• DIRECTIONS:
Look for "Apóstolos" in each line of the entries, and return the matching lines.
* BEGIN *
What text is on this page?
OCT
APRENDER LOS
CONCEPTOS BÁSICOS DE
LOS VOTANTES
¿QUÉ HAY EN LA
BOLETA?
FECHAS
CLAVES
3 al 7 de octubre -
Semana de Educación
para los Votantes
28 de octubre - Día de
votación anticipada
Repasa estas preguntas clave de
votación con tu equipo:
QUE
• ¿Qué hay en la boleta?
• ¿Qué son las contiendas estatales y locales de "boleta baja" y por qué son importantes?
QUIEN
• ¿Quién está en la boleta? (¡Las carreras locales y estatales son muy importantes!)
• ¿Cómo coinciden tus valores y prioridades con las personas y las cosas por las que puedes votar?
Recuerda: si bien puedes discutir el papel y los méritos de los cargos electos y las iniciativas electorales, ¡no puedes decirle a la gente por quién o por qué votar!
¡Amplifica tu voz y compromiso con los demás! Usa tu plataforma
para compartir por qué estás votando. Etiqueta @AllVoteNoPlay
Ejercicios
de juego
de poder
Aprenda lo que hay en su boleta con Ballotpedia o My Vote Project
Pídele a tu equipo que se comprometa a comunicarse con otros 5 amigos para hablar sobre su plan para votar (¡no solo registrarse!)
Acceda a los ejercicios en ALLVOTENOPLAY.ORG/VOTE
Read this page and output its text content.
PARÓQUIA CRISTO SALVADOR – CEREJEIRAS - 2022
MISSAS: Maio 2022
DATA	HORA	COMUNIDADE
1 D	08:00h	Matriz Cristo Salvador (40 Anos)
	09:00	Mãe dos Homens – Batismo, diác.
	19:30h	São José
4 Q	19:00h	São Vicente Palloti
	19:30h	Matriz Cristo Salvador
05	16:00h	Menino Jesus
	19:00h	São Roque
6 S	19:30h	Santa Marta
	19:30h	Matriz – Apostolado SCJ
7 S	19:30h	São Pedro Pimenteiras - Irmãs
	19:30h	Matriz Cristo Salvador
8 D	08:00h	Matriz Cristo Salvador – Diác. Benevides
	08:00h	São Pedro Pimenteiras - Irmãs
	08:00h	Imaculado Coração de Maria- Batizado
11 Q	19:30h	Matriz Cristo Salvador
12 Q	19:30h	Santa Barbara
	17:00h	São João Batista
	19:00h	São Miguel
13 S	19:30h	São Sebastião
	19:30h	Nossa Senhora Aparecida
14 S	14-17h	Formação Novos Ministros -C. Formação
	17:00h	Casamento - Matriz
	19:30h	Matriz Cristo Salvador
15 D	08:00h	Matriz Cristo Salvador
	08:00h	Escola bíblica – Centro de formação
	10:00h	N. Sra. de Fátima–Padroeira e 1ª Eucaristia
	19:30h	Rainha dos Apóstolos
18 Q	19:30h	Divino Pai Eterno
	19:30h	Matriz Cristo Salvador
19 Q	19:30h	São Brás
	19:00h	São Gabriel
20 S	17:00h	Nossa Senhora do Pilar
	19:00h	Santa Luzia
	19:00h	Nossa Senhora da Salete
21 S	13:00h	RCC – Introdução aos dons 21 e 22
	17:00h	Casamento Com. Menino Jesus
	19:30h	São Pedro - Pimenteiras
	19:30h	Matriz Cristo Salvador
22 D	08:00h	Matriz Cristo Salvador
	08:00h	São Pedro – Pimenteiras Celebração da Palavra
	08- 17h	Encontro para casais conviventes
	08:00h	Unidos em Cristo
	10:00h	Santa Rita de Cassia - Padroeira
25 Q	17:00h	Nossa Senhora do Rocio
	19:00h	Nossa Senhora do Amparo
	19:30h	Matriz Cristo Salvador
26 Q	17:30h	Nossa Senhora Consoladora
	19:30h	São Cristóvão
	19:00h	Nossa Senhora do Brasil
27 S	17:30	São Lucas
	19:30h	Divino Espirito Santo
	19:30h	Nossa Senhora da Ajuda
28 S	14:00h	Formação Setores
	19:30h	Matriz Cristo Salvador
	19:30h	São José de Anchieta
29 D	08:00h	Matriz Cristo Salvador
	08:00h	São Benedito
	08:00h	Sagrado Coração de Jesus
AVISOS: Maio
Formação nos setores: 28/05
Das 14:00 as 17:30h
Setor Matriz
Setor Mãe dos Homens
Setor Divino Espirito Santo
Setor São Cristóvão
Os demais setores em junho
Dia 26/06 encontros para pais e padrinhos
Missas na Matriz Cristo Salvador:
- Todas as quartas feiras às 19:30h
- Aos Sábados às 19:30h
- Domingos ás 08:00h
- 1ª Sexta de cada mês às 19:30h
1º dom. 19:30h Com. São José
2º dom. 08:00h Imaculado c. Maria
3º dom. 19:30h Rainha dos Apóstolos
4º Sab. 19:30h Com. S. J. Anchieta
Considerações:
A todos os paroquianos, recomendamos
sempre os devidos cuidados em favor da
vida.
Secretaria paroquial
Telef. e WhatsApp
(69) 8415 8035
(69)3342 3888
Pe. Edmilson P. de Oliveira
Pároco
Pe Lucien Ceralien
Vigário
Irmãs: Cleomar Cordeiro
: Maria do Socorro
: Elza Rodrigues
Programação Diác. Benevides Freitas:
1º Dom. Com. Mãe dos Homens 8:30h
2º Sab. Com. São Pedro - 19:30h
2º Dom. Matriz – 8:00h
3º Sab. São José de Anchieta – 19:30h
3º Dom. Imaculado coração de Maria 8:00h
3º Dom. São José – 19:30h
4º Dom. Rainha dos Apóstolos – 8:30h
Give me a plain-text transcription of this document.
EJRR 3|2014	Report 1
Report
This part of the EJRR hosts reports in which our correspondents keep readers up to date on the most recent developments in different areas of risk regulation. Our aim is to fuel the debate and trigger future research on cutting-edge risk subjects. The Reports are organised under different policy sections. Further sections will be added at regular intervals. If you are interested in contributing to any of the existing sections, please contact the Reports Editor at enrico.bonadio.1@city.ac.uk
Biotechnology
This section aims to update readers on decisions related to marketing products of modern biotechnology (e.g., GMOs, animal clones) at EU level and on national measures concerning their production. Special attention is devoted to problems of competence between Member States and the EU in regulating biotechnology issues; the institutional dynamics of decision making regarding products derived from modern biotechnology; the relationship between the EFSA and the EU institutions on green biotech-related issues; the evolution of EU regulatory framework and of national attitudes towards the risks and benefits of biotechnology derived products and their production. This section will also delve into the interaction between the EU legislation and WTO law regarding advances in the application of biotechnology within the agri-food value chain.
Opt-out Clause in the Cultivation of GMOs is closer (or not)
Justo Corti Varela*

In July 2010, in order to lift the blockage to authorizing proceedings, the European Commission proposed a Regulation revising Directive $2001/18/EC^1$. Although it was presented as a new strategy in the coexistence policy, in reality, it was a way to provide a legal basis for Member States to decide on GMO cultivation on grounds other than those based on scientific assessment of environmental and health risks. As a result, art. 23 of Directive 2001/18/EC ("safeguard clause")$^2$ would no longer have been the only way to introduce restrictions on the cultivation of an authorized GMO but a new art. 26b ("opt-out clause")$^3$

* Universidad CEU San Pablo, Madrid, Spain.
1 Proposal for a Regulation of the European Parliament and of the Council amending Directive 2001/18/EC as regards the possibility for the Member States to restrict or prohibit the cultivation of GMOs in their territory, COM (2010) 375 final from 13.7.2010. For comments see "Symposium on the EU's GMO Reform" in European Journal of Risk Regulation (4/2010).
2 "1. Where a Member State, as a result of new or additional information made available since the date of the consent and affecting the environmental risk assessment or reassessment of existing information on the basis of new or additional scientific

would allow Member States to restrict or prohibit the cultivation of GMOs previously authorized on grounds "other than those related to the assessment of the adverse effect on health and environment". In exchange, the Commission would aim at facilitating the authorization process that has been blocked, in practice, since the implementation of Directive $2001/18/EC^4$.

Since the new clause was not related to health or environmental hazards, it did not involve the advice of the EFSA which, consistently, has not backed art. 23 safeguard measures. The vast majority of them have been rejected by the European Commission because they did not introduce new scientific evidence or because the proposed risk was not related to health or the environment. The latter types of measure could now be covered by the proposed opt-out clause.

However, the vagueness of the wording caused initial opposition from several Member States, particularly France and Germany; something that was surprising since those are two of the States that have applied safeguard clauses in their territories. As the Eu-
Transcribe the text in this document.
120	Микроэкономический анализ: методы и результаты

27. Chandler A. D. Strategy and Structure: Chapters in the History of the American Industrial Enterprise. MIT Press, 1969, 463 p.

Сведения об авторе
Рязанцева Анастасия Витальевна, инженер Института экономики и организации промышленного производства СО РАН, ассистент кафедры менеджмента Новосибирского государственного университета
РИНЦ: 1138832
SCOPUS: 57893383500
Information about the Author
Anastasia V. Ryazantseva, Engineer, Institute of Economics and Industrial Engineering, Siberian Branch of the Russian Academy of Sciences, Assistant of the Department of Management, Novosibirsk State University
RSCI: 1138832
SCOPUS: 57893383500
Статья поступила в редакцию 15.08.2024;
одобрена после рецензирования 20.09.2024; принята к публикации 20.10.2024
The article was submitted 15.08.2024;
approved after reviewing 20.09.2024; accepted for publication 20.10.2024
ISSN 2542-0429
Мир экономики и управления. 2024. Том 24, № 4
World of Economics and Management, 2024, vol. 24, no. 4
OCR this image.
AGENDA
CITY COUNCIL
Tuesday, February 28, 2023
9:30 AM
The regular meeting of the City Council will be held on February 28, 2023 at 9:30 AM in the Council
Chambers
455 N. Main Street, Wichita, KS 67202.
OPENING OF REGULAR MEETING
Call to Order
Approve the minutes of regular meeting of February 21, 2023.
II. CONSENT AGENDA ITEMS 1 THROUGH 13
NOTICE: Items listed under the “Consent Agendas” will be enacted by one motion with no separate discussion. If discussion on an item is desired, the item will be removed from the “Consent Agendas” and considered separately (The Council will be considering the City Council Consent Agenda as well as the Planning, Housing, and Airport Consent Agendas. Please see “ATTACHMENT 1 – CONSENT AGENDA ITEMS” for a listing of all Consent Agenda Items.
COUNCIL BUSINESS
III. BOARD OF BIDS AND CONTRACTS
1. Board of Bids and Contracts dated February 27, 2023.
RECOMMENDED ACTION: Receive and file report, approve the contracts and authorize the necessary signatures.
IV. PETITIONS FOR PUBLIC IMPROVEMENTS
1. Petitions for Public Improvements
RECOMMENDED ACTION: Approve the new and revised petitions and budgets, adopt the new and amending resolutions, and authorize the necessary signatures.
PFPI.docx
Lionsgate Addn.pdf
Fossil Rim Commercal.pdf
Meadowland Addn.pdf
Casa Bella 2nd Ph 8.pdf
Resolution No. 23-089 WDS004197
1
* END *
• EXERCISE RESPONSE:
	19:30h	Rainha dos Apóstolos
3º dom. 19:30h Rainha dos Apóstolos
4º Dom. Rainha dos Apóstolos – 8:30h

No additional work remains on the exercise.